◆ **Required task**:
Which lines hold the word "rating"? Copy each of them from the material.

Data records
********

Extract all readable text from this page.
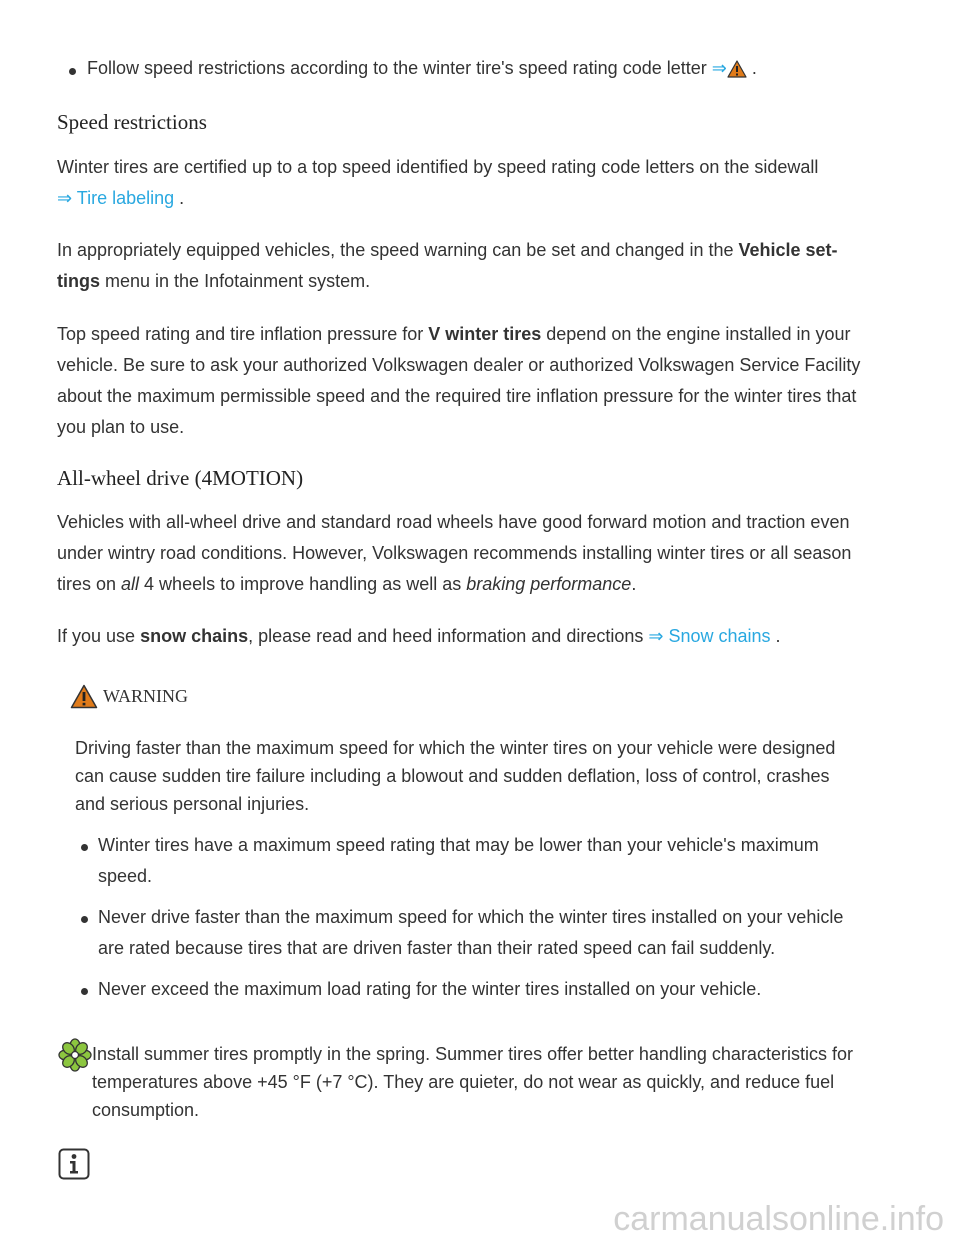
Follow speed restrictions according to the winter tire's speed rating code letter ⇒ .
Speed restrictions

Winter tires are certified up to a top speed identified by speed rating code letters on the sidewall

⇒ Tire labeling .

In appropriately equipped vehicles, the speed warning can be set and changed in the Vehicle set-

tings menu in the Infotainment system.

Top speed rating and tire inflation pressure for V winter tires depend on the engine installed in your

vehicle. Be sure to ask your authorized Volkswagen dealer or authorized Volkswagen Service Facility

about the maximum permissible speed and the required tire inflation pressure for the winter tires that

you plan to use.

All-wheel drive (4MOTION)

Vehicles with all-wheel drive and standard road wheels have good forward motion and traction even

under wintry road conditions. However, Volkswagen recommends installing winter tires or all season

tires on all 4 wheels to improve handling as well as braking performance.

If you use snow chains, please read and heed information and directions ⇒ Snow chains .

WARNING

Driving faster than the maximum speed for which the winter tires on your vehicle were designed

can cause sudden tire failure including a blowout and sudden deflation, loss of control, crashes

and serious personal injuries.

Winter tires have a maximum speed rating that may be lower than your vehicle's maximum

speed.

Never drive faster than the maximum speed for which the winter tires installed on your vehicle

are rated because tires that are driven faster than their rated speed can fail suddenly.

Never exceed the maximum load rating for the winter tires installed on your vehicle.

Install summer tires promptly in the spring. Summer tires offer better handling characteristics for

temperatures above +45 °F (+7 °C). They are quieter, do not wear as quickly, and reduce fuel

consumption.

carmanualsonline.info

********

◆ **Correct result**:
Follow speed restrictions according to the winter tire's speed rating code letter ⇒ .
Winter tires are certified up to a top speed identified by speed rating code letters on the sidewall
Top speed rating and tire inflation pressure for V winter tires depend on the engine installed in your
Winter tires have a maximum speed rating that may be lower than your vehicle's maximum
Never exceed the maximum load rating for the winter tires installed on your vehicle.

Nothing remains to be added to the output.